▸ **Brief**: Each record that follows should be repeated exactly, minus any images.

——————

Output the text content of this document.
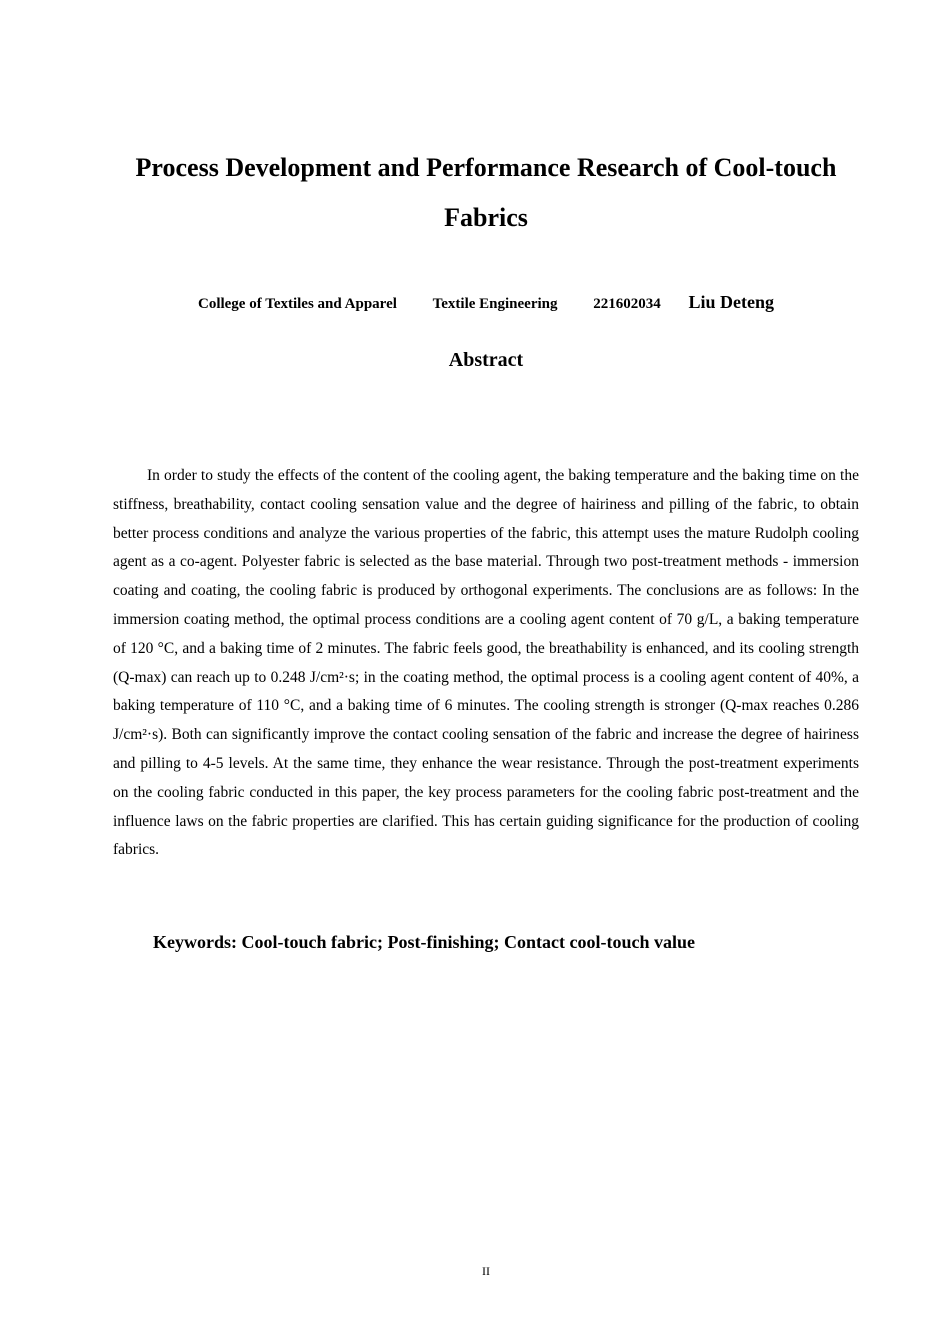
Process Development and Performance Research of Cool-touch Fabrics
College of Textiles and Apparel Textile Engineering 221602034 Liu Deteng
Abstract

In order to study the effects of the content of the cooling agent, the baking temperature and the baking time on the stiffness, breathability, contact cooling sensation value and the degree of hairiness and pilling of the fabric, to obtain better process conditions and analyze the various properties of the fabric, this attempt uses the mature Rudolph cooling agent as a co-agent. Polyester fabric is selected as the base material. Through two post-treatment methods - immersion coating and coating, the cooling fabric is produced by orthogonal experiments. The conclusions are as follows: In the immersion coating method, the optimal process conditions are a cooling agent content of 70 g/L, a baking temperature of 120 °C, and a baking time of 2 minutes. The fabric feels good, the breathability is enhanced, and its cooling strength (Q-max) can reach up to 0.248 J/cm²·s; in the coating method, the optimal process is a cooling agent content of 40%, a baking temperature of 110 °C, and a baking time of 6 minutes. The cooling strength is stronger (Q-max reaches 0.286 J/cm²·s). Both can significantly improve the contact cooling sensation of the fabric and increase the degree of hairiness and pilling to 4-5 levels. At the same time, they enhance the wear resistance. Through the post-treatment experiments on the cooling fabric conducted in this paper, the key process parameters for the cooling fabric post-treatment and the influence laws on the fabric properties are clarified. This has certain guiding significance for the production of cooling fabrics.

Keywords: Cool-touch fabric; Post-finishing; Contact cool-touch value
II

——————

▸ **Task result**:
Output the text content of this document.
Process Development and Performance Research of Cool-touch Fabrics
College of Textiles and Apparel Textile Engineering 221602034 Liu Deteng
Abstract

In order to study the effects of the content of the cooling agent, the baking temperature and the baking time on the stiffness, breathability, contact cooling sensation value and the degree of hairiness and pilling of the fabric, to obtain better process conditions and analyze the various properties of the fabric, this attempt uses the mature Rudolph cooling agent as a co-agent. Polyester fabric is selected as the base material. Through two post-treatment methods - immersion coating and coating, the cooling fabric is produced by orthogonal experiments. The conclusions are as follows: In the immersion coating method, the optimal process conditions are a cooling agent content of 70 g/L, a baking temperature of 120 °C, and a baking time of 2 minutes. The fabric feels good, the breathability is enhanced, and its cooling strength (Q-max) can reach up to 0.248 J/cm²·s; in the coating method, the optimal process is a cooling agent content of 40%, a baking temperature of 110 °C, and a baking time of 6 minutes. The cooling strength is stronger (Q-max reaches 0.286 J/cm²·s). Both can significantly improve the contact cooling sensation of the fabric and increase the degree of hairiness and pilling to 4-5 levels. At the same time, they enhance the wear resistance. Through the post-treatment experiments on the cooling fabric conducted in this paper, the key process parameters for the cooling fabric post-treatment and the influence laws on the fabric properties are clarified. This has certain guiding significance for the production of cooling fabrics.

Keywords: Cool-touch fabric; Post-finishing; Contact cool-touch value
II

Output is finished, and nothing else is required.